• **Aim**:
Copy each line of the entries that contains the word "黑色素生物合成抑制剂".

============

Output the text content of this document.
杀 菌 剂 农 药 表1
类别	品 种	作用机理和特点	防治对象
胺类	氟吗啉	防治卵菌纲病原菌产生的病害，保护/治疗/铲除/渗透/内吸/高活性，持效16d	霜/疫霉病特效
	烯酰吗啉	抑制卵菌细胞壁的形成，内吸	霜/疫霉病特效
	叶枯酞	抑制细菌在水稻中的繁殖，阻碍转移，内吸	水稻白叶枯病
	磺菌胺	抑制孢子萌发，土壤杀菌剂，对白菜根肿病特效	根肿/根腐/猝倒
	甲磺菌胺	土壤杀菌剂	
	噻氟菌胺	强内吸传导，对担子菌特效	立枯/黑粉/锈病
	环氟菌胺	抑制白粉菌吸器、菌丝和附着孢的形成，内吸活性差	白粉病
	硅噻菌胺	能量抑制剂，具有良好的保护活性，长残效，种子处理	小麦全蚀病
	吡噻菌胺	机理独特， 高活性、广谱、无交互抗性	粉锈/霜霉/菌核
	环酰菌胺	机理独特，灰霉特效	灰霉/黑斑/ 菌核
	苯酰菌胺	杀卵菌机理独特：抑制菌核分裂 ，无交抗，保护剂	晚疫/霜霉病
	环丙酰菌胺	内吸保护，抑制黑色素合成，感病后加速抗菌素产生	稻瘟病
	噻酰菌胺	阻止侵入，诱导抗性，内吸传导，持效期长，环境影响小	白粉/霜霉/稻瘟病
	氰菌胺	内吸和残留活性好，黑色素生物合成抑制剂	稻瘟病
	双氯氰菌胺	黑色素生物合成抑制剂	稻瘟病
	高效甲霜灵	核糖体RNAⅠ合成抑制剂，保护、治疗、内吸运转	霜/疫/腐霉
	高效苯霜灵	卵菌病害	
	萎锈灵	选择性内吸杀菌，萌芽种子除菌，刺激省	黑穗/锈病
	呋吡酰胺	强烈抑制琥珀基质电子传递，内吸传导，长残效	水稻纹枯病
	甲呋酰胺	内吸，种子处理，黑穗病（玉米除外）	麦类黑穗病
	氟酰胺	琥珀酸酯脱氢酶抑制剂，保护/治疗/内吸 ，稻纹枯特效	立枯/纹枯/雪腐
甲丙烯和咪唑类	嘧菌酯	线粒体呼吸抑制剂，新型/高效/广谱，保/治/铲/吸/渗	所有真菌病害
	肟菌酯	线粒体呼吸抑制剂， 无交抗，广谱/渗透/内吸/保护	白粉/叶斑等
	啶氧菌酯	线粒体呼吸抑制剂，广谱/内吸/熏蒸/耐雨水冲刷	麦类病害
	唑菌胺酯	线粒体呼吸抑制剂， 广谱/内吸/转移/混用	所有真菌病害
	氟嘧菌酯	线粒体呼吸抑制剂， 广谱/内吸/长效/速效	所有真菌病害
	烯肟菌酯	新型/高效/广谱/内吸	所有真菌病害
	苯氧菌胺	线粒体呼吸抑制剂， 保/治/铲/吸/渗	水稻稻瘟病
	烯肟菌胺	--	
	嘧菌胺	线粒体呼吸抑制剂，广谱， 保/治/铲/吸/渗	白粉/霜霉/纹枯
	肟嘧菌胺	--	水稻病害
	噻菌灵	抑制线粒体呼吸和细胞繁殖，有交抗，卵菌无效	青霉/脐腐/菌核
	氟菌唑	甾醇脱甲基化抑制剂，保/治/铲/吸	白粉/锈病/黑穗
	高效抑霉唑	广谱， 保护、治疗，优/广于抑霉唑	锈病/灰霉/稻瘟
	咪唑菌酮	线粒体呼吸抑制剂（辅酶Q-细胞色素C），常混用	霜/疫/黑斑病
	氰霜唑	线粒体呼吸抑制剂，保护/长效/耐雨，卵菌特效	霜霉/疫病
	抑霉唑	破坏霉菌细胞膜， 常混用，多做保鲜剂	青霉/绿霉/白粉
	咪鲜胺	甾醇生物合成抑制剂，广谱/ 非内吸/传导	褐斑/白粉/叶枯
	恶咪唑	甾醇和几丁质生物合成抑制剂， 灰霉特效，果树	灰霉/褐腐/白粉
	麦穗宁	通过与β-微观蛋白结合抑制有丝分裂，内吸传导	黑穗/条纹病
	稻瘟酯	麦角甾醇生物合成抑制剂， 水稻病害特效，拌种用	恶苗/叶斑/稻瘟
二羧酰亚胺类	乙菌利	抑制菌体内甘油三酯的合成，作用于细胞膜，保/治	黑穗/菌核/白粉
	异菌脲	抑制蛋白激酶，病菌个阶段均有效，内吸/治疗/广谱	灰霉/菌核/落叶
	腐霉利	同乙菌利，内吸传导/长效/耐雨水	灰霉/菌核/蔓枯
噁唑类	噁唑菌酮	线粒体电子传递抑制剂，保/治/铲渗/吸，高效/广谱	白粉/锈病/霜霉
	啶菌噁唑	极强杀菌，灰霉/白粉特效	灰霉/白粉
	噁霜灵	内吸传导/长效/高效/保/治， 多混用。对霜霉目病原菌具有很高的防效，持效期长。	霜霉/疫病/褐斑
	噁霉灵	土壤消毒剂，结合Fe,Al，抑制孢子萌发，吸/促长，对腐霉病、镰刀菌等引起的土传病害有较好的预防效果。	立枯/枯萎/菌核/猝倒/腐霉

============

• **Correct output**:
	氰菌胺	内吸和残留活性好，黑色素生物合成抑制剂	稻瘟病
	双氯氰菌胺	黑色素生物合成抑制剂	稻瘟病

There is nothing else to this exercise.